Direction: Show every line where "заявок" occurs.

Excerpted data:
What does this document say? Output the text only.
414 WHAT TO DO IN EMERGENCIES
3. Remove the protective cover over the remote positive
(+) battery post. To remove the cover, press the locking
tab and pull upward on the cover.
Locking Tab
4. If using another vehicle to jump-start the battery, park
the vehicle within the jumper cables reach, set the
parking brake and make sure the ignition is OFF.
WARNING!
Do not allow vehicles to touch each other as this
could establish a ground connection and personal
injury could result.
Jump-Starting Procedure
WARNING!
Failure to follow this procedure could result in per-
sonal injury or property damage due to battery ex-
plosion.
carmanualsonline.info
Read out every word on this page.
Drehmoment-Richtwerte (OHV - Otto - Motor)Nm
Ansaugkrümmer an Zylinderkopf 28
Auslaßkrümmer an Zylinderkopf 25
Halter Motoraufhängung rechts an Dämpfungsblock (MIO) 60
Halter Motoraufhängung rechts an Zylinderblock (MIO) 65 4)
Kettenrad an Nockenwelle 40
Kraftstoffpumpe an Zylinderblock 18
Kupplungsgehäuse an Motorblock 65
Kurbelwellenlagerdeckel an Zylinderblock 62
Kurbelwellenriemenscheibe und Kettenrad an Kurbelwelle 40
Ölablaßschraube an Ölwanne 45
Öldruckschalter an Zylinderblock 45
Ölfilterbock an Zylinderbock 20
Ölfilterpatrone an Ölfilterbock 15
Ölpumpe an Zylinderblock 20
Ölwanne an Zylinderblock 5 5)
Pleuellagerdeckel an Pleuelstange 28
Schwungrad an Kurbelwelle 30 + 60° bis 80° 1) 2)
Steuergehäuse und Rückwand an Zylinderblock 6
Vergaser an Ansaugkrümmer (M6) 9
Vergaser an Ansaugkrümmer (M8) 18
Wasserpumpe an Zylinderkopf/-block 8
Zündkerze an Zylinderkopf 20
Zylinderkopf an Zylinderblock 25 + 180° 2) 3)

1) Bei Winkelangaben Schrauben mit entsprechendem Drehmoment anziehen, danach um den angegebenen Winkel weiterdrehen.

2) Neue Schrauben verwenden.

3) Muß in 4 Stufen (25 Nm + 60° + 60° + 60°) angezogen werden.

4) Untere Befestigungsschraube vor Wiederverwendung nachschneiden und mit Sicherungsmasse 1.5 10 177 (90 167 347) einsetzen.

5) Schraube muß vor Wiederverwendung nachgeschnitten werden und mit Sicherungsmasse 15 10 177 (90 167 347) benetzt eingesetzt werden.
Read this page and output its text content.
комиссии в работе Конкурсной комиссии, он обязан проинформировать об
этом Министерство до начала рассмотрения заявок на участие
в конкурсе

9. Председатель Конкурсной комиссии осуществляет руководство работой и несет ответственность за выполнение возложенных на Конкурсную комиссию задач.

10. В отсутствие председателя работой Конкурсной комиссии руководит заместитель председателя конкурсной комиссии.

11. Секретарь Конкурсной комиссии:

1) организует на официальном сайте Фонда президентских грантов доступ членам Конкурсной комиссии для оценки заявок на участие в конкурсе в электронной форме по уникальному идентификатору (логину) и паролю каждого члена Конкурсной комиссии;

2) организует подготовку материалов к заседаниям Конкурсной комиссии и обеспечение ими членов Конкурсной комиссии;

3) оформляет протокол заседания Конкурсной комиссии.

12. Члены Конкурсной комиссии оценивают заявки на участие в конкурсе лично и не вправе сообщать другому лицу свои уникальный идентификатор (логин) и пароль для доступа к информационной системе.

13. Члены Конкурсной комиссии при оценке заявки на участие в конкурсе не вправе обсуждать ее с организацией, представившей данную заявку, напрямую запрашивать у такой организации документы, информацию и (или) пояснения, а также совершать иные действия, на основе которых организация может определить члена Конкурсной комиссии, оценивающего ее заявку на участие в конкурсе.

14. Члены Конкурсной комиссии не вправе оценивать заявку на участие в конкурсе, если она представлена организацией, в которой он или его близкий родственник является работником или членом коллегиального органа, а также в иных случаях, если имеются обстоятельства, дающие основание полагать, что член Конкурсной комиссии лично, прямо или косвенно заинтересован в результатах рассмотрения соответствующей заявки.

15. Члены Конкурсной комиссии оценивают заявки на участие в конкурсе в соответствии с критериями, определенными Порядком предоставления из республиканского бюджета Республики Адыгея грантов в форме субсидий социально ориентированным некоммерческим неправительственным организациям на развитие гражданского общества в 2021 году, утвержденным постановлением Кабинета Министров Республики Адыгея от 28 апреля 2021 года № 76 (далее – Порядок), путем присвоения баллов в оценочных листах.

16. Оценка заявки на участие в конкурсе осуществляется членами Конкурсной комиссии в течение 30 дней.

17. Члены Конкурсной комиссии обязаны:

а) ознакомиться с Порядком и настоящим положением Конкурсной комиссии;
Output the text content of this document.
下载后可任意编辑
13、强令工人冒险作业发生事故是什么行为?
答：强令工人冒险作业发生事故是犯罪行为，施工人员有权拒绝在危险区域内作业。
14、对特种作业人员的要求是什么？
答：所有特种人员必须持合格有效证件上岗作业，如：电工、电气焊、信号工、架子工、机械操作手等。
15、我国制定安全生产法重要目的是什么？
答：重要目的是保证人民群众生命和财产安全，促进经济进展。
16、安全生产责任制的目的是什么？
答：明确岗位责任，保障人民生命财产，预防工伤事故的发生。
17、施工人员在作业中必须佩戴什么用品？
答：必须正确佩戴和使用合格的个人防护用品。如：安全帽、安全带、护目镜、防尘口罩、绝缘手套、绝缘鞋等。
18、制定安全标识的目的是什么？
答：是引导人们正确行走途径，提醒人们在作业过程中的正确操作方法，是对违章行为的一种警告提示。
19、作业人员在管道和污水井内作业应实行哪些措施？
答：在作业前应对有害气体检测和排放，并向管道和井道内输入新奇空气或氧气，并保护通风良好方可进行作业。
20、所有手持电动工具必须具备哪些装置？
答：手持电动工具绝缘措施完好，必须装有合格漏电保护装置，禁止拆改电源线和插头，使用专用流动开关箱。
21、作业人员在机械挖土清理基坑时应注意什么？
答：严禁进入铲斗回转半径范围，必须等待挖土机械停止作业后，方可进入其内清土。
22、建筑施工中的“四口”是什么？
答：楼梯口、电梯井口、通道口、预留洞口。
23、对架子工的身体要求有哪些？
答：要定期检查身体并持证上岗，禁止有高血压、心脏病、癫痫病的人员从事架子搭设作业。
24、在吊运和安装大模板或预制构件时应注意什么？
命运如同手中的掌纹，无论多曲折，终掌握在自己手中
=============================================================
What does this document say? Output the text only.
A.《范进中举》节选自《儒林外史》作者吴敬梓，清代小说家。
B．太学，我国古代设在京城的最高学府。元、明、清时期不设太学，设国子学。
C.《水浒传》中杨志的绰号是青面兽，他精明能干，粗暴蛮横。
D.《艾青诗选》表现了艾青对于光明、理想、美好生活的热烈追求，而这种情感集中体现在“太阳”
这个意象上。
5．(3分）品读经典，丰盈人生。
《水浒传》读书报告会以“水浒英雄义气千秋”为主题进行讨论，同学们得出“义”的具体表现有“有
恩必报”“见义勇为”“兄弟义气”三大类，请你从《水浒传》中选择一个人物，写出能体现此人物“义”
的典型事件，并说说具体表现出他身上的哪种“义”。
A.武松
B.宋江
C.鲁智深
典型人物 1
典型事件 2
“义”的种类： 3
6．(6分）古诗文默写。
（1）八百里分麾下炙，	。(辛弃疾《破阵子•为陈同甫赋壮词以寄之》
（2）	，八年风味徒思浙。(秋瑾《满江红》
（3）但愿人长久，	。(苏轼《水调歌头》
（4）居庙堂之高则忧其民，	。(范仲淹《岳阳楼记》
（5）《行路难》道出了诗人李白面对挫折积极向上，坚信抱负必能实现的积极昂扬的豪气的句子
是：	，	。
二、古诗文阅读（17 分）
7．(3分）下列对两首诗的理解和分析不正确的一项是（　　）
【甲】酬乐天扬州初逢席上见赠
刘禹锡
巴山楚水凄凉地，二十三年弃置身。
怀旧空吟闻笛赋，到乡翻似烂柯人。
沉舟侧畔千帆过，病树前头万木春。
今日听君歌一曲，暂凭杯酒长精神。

Output of the task:
этом Министерство до начала рассмотрения заявок на участие
1) организует на официальном сайте Фонда президентских грантов доступ членам Конкурсной комиссии для оценки заявок на участие в конкурсе в электронной форме по уникальному идентификатору (логину) и паролю каждого члена Конкурсной комиссии;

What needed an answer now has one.